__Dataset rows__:
########
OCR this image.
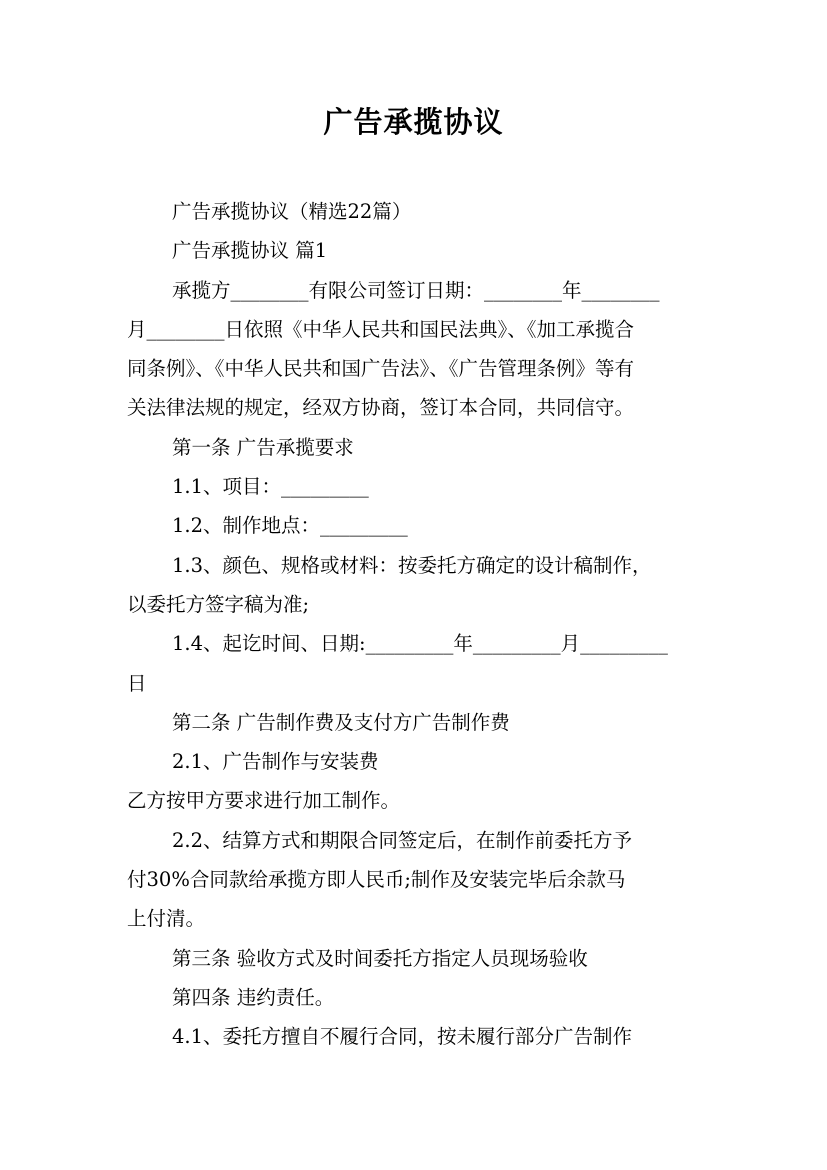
广告承揽协议
广告承揽协议（精选22篇）
广告承揽协议 篇1
承揽方________有限公司签订日期：________年________
月________日依照《中华人民共和国民法典》、《加工承揽合
同条例》、《中华人民共和国广告法》、《广告管理条例》等有
关法律法规的规定，经双方协商，签订本合同，共同信守。
第一条 广告承揽要求
1.1、项目：_________
1.2、制作地点：_________
1.3、颜色、规格或材料：按委托方确定的设计稿制作，
以委托方签字稿为准;
1.4、起讫时间、日期:_________年_________月_________
日
第二条 广告制作费及支付方广告制作费
2.1、广告制作与安装费
乙方按甲方要求进行加工制作。
2.2、结算方式和期限合同签定后，在制作前委托方予
付30%合同款给承揽方即人民币;制作及安装完毕后余款马
上付清。
第三条 验收方式及时间委托方指定人员现场验收
第四条 违约责任。
4.1、委托方擅自不履行合同，按未履行部分广告制作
########
__Short problem__:
Skip every picture and transcribe the data above exactly.

__Result of this task__:
OCR this image.
广告承揽协议
广告承揽协议（精选22篇）
广告承揽协议 篇1
承揽方________有限公司签订日期：________年________
月________日依照《中华人民共和国民法典》、《加工承揽合
同条例》、《中华人民共和国广告法》、《广告管理条例》等有
关法律法规的规定，经双方协商，签订本合同，共同信守。
第一条 广告承揽要求
1.1、项目：_________
1.2、制作地点：_________
1.3、颜色、规格或材料：按委托方确定的设计稿制作，
以委托方签字稿为准;
1.4、起讫时间、日期:_________年_________月_________
日
第二条 广告制作费及支付方广告制作费
2.1、广告制作与安装费
乙方按甲方要求进行加工制作。
2.2、结算方式和期限合同签定后，在制作前委托方予
付30%合同款给承揽方即人民币;制作及安装完毕后余款马
上付清。
第三条 验收方式及时间委托方指定人员现场验收
第四条 违约责任。
4.1、委托方擅自不履行合同，按未履行部分广告制作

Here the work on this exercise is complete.